> _PROBLEM_
Reproduce each of the lines word for word.

»»

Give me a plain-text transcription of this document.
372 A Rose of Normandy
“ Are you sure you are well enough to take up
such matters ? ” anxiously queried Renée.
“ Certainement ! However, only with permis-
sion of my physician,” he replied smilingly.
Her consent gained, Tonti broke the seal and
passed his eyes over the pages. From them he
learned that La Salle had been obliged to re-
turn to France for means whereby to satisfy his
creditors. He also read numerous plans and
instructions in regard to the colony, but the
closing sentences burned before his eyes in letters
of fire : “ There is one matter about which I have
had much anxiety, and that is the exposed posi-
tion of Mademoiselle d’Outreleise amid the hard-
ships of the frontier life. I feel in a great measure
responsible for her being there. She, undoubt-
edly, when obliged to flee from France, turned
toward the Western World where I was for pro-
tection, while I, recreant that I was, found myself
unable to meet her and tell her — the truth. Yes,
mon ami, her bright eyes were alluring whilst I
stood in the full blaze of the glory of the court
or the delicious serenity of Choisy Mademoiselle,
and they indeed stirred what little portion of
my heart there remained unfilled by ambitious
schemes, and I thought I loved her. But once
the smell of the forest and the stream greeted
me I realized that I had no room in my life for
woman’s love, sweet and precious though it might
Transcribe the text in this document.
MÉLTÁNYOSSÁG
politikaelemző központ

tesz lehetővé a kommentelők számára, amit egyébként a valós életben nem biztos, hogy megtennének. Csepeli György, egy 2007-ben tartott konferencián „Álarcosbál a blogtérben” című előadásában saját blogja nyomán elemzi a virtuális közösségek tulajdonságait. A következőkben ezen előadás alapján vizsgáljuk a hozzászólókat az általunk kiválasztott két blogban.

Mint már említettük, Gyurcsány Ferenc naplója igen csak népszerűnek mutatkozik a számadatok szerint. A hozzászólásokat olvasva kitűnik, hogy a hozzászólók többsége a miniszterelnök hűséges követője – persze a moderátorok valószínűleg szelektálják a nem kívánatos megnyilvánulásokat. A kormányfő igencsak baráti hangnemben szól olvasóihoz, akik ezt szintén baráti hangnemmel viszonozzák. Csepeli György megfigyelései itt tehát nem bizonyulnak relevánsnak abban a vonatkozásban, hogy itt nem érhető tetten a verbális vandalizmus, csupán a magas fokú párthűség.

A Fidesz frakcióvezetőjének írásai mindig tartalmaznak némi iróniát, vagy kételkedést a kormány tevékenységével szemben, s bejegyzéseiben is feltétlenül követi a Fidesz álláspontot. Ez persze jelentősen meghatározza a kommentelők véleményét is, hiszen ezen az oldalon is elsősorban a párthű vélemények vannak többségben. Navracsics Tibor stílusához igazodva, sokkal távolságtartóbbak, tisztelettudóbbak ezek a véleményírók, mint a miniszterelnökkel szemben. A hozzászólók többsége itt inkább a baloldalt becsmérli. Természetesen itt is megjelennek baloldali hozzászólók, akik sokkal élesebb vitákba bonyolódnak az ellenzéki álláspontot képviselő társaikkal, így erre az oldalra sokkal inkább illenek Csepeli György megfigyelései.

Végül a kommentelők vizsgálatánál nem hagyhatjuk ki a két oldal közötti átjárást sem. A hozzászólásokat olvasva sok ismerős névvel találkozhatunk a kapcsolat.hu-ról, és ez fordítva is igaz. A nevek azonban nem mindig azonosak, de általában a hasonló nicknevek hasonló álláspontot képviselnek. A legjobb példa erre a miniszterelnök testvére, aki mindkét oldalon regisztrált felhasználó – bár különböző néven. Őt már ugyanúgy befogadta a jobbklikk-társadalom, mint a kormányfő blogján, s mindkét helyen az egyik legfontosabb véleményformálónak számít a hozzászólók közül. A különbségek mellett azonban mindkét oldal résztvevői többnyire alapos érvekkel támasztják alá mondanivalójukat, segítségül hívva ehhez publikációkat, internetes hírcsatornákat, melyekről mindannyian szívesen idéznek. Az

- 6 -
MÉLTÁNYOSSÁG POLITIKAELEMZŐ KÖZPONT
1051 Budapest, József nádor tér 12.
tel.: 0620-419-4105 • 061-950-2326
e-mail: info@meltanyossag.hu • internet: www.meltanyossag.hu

««

> _EXERCISE RESPONSE_
Give me a plain-text transcription of this document.
372 A Rose of Normandy
“ Are you sure you are well enough to take up
such matters ? ” anxiously queried Renée.
“ Certainement ! However, only with permis-
sion of my physician,” he replied smilingly.
Her consent gained, Tonti broke the seal and
passed his eyes over the pages. From them he
learned that La Salle had been obliged to re-
turn to France for means whereby to satisfy his
creditors. He also read numerous plans and
instructions in regard to the colony, but the
closing sentences burned before his eyes in letters
of fire : “ There is one matter about which I have
had much anxiety, and that is the exposed posi-
tion of Mademoiselle d’Outreleise amid the hard-
ships of the frontier life. I feel in a great measure
responsible for her being there. She, undoubt-
edly, when obliged to flee from France, turned
toward the Western World where I was for pro-
tection, while I, recreant that I was, found myself
unable to meet her and tell her — the truth. Yes,
mon ami, her bright eyes were alluring whilst I
stood in the full blaze of the glory of the court
or the delicious serenity of Choisy Mademoiselle,
and they indeed stirred what little portion of
my heart there remained unfilled by ambitious
schemes, and I thought I loved her. But once
the smell of the forest and the stream greeted
me I realized that I had no room in my life for
woman’s love, sweet and precious though it might
Transcribe the text in this document.
MÉLTÁNYOSSÁG
politikaelemző központ

tesz lehetővé a kommentelők számára, amit egyébként a valós életben nem biztos, hogy megtennének. Csepeli György, egy 2007-ben tartott konferencián „Álarcosbál a blogtérben” című előadásában saját blogja nyomán elemzi a virtuális közösségek tulajdonságait. A következőkben ezen előadás alapján vizsgáljuk a hozzászólókat az általunk kiválasztott két blogban.

Mint már említettük, Gyurcsány Ferenc naplója igen csak népszerűnek mutatkozik a számadatok szerint. A hozzászólásokat olvasva kitűnik, hogy a hozzászólók többsége a miniszterelnök hűséges követője – persze a moderátorok valószínűleg szelektálják a nem kívánatos megnyilvánulásokat. A kormányfő igencsak baráti hangnemben szól olvasóihoz, akik ezt szintén baráti hangnemmel viszonozzák. Csepeli György megfigyelései itt tehát nem bizonyulnak relevánsnak abban a vonatkozásban, hogy itt nem érhető tetten a verbális vandalizmus, csupán a magas fokú párthűség.

A Fidesz frakcióvezetőjének írásai mindig tartalmaznak némi iróniát, vagy kételkedést a kormány tevékenységével szemben, s bejegyzéseiben is feltétlenül követi a Fidesz álláspontot. Ez persze jelentősen meghatározza a kommentelők véleményét is, hiszen ezen az oldalon is elsősorban a párthű vélemények vannak többségben. Navracsics Tibor stílusához igazodva, sokkal távolságtartóbbak, tisztelettudóbbak ezek a véleményírók, mint a miniszterelnökkel szemben. A hozzászólók többsége itt inkább a baloldalt becsmérli. Természetesen itt is megjelennek baloldali hozzászólók, akik sokkal élesebb vitákba bonyolódnak az ellenzéki álláspontot képviselő társaikkal, így erre az oldalra sokkal inkább illenek Csepeli György megfigyelései.

Végül a kommentelők vizsgálatánál nem hagyhatjuk ki a két oldal közötti átjárást sem. A hozzászólásokat olvasva sok ismerős névvel találkozhatunk a kapcsolat.hu-ról, és ez fordítva is igaz. A nevek azonban nem mindig azonosak, de általában a hasonló nicknevek hasonló álláspontot képviselnek. A legjobb példa erre a miniszterelnök testvére, aki mindkét oldalon regisztrált felhasználó – bár különböző néven. Őt már ugyanúgy befogadta a jobbklikk-társadalom, mint a kormányfő blogján, s mindkét helyen az egyik legfontosabb véleményformálónak számít a hozzászólók közül. A különbségek mellett azonban mindkét oldal résztvevői többnyire alapos érvekkel támasztják alá mondanivalójukat, segítségül hívva ehhez publikációkat, internetes hírcsatornákat, melyekről mindannyian szívesen idéznek. Az

- 6 -
MÉLTÁNYOSSÁG POLITIKAELEMZŐ KÖZPONT
1051 Budapest, József nádor tér 12.
tel.: 0620-419-4105 • 061-950-2326
e-mail: info@meltanyossag.hu • internet: www.meltanyossag.hu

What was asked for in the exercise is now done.